- RECORDS FOR PROCESSING
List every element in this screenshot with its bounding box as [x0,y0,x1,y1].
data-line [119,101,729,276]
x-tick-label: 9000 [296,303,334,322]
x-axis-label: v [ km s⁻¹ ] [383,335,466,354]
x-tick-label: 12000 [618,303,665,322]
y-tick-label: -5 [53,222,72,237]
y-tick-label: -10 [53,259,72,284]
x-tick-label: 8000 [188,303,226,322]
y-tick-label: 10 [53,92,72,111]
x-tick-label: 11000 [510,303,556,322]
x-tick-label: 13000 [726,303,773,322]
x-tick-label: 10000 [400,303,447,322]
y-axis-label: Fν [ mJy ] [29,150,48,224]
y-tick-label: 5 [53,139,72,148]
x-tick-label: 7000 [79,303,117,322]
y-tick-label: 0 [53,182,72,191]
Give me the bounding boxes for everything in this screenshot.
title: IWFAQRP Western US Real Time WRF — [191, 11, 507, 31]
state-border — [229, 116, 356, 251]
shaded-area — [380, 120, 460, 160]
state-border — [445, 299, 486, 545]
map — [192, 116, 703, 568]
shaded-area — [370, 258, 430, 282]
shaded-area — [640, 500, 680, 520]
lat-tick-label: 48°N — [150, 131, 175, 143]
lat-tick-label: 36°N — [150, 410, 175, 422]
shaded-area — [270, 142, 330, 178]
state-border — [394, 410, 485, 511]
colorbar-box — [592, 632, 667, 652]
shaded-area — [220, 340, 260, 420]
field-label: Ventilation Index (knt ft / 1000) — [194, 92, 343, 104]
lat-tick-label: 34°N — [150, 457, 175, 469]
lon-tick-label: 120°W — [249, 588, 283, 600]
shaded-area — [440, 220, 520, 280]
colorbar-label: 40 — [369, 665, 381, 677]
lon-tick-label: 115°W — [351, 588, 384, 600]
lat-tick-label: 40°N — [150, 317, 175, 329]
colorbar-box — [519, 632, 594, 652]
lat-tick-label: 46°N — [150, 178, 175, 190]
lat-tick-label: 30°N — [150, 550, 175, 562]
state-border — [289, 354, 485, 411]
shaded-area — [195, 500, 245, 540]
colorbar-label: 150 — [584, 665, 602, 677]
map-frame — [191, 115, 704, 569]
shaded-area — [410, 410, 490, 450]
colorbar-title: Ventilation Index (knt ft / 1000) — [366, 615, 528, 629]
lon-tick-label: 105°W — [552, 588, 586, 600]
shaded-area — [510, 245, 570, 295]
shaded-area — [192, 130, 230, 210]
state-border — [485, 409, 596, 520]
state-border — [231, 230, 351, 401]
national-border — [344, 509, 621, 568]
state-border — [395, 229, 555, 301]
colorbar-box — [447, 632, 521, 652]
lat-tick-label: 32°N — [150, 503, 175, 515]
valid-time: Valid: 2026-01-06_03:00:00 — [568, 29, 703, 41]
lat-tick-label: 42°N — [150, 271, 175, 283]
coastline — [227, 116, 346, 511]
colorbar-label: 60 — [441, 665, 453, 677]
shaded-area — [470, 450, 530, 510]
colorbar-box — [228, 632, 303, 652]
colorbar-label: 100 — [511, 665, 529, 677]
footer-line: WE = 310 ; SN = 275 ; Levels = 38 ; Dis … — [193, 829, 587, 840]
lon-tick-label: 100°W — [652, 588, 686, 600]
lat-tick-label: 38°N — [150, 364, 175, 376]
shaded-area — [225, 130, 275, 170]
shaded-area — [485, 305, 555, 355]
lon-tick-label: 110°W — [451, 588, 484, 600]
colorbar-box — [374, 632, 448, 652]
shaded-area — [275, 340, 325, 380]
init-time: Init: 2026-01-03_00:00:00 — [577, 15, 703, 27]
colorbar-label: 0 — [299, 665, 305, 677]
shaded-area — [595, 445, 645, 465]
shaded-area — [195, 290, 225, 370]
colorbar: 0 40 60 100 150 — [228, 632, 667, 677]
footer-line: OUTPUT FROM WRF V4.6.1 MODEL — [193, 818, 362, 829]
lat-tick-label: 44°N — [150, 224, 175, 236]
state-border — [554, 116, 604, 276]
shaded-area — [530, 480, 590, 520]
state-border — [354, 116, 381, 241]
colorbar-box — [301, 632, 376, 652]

- GOAL
Find each line in the data above that contains the string "footer", and copy those lines in full.

- REPLY
footer-line: WE = 310 ; SN = 275 ; Levels = 38 ; Dis … — [193, 829, 587, 840]
footer-line: OUTPUT FROM WRF V4.6.1 MODEL — [193, 818, 362, 829]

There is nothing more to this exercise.